%%

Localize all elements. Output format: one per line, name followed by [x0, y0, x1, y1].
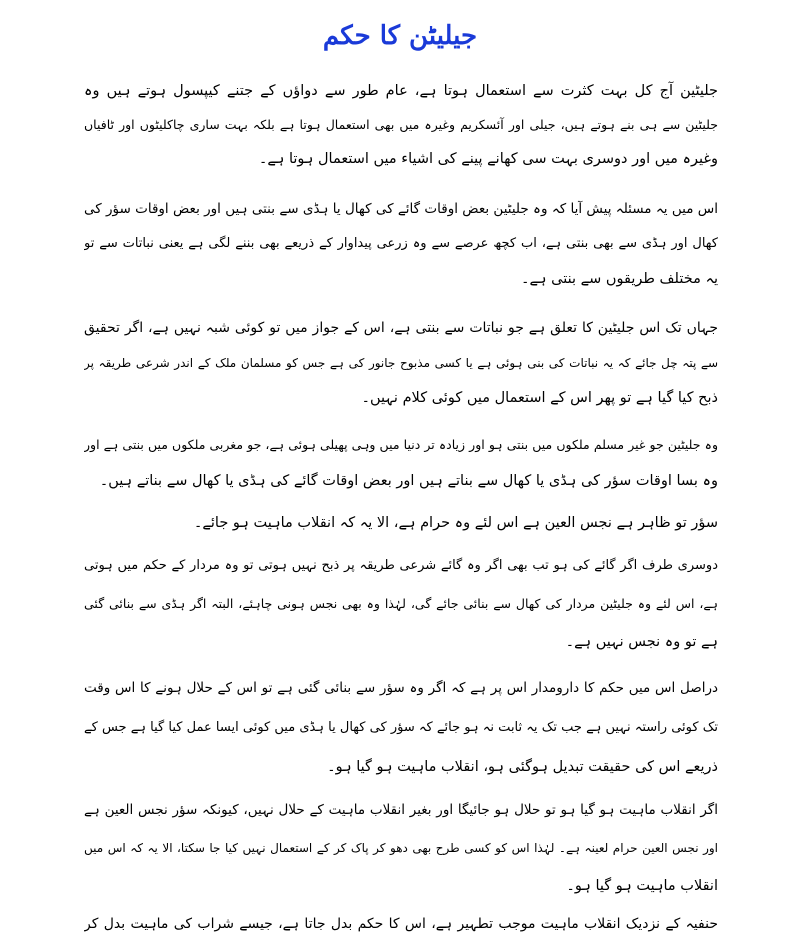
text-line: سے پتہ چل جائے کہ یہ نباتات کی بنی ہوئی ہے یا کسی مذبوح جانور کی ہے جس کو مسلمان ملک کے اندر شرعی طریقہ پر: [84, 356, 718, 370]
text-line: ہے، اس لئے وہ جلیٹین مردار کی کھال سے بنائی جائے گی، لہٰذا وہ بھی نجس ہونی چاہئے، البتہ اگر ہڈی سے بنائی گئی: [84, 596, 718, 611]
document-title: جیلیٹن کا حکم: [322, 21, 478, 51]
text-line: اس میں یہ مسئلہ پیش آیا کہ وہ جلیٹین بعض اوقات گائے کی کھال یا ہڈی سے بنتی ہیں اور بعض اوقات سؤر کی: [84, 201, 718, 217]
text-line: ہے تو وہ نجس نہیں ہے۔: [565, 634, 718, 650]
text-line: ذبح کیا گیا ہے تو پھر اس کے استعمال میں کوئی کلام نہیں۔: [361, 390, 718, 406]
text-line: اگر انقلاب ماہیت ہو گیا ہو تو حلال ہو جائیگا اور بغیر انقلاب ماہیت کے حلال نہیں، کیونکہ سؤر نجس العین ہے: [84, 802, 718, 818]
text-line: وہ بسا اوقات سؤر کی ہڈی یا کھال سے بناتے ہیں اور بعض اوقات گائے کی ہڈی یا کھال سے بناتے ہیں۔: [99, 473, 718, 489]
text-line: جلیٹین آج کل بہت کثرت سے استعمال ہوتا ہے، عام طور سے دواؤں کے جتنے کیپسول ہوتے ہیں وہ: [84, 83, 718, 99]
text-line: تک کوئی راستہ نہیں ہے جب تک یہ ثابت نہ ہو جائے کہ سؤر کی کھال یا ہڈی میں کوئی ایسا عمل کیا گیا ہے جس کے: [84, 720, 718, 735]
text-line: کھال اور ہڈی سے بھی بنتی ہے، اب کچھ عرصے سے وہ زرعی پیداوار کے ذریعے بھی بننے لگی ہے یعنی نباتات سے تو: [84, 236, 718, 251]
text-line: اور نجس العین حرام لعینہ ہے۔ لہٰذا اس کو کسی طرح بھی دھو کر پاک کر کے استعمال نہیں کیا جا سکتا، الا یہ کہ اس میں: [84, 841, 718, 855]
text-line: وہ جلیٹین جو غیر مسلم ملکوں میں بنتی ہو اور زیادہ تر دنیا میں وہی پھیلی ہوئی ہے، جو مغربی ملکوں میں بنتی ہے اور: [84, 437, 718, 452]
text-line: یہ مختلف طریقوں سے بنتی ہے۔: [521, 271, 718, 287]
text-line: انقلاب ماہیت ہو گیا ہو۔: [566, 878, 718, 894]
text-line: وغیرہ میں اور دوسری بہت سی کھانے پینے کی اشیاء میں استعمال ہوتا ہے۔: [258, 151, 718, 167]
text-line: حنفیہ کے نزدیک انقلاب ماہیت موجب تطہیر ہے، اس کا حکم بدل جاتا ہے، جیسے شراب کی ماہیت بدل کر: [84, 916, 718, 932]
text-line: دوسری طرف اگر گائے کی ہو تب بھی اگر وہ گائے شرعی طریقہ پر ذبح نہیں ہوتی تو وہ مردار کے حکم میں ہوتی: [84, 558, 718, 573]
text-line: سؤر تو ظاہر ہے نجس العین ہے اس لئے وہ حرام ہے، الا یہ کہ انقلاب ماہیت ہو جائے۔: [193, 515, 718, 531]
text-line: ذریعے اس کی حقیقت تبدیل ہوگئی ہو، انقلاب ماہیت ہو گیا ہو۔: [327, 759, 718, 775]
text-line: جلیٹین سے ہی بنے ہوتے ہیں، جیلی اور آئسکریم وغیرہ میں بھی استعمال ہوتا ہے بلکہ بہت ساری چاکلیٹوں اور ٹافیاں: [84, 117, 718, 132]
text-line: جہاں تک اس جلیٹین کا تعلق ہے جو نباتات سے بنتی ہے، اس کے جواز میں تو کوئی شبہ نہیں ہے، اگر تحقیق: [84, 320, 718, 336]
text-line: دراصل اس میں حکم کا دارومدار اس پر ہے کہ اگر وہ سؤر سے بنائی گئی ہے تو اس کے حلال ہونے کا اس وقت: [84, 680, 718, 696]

%%

Quote every line from the rows above word for word, and leave out the pictures.

Localize all elements. Output format: one per line, name followed by [x0, y0, x1, y1].
text-line: سے پتہ چل جائے کہ یہ نباتات کی بنی ہوئی ہے یا کسی مذبوح جانور کی ہے جس کو مسلمان ملک کے اندر شرعی طریقہ پر: [84, 356, 718, 370]
text-line: ہے، اس لئے وہ جلیٹین مردار کی کھال سے بنائی جائے گی، لہٰذا وہ بھی نجس ہونی چاہئے، البتہ اگر ہڈی سے بنائی گئی: [84, 596, 718, 611]
document-title: جیلیٹن کا حکم: [322, 21, 478, 51]
text-line: اس میں یہ مسئلہ پیش آیا کہ وہ جلیٹین بعض اوقات گائے کی کھال یا ہڈی سے بنتی ہیں اور بعض اوقات سؤر کی: [84, 201, 718, 217]
text-line: ہے تو وہ نجس نہیں ہے۔: [565, 634, 718, 650]
text-line: ذبح کیا گیا ہے تو پھر اس کے استعمال میں کوئی کلام نہیں۔: [361, 390, 718, 406]
text-line: اگر انقلاب ماہیت ہو گیا ہو تو حلال ہو جائیگا اور بغیر انقلاب ماہیت کے حلال نہیں، کیونکہ سؤر نجس العین ہے: [84, 802, 718, 818]
text-line: وہ بسا اوقات سؤر کی ہڈی یا کھال سے بناتے ہیں اور بعض اوقات گائے کی ہڈی یا کھال سے بناتے ہیں۔: [99, 473, 718, 489]
text-line: جلیٹین آج کل بہت کثرت سے استعمال ہوتا ہے، عام طور سے دواؤں کے جتنے کیپسول ہوتے ہیں وہ: [84, 83, 718, 99]
text-line: تک کوئی راستہ نہیں ہے جب تک یہ ثابت نہ ہو جائے کہ سؤر کی کھال یا ہڈی میں کوئی ایسا عمل کیا گیا ہے جس کے: [84, 720, 718, 735]
text-line: کھال اور ہڈی سے بھی بنتی ہے، اب کچھ عرصے سے وہ زرعی پیداوار کے ذریعے بھی بننے لگی ہے یعنی نباتات سے تو: [84, 236, 718, 251]
text-line: اور نجس العین حرام لعینہ ہے۔ لہٰذا اس کو کسی طرح بھی دھو کر پاک کر کے استعمال نہیں کیا جا سکتا، الا یہ کہ اس میں: [84, 841, 718, 855]
text-line: وہ جلیٹین جو غیر مسلم ملکوں میں بنتی ہو اور زیادہ تر دنیا میں وہی پھیلی ہوئی ہے، جو مغربی ملکوں میں بنتی ہے اور: [84, 437, 718, 452]
text-line: یہ مختلف طریقوں سے بنتی ہے۔: [521, 271, 718, 287]
text-line: انقلاب ماہیت ہو گیا ہو۔: [566, 878, 718, 894]
text-line: وغیرہ میں اور دوسری بہت سی کھانے پینے کی اشیاء میں استعمال ہوتا ہے۔: [258, 151, 718, 167]
text-line: حنفیہ کے نزدیک انقلاب ماہیت موجب تطہیر ہے، اس کا حکم بدل جاتا ہے، جیسے شراب کی ماہیت بدل کر: [84, 916, 718, 932]
text-line: دوسری طرف اگر گائے کی ہو تب بھی اگر وہ گائے شرعی طریقہ پر ذبح نہیں ہوتی تو وہ مردار کے حکم میں ہوتی: [84, 558, 718, 573]
text-line: سؤر تو ظاہر ہے نجس العین ہے اس لئے وہ حرام ہے، الا یہ کہ انقلاب ماہیت ہو جائے۔: [193, 515, 718, 531]
text-line: ذریعے اس کی حقیقت تبدیل ہوگئی ہو، انقلاب ماہیت ہو گیا ہو۔: [327, 759, 718, 775]
text-line: جلیٹین سے ہی بنے ہوتے ہیں، جیلی اور آئسکریم وغیرہ میں بھی استعمال ہوتا ہے بلکہ بہت ساری چاکلیٹوں اور ٹافیاں: [84, 117, 718, 132]
text-line: جہاں تک اس جلیٹین کا تعلق ہے جو نباتات سے بنتی ہے، اس کے جواز میں تو کوئی شبہ نہیں ہے، اگر تحقیق: [84, 320, 718, 336]
text-line: دراصل اس میں حکم کا دارومدار اس پر ہے کہ اگر وہ سؤر سے بنائی گئی ہے تو اس کے حلال ہونے کا اس وقت: [84, 680, 718, 696]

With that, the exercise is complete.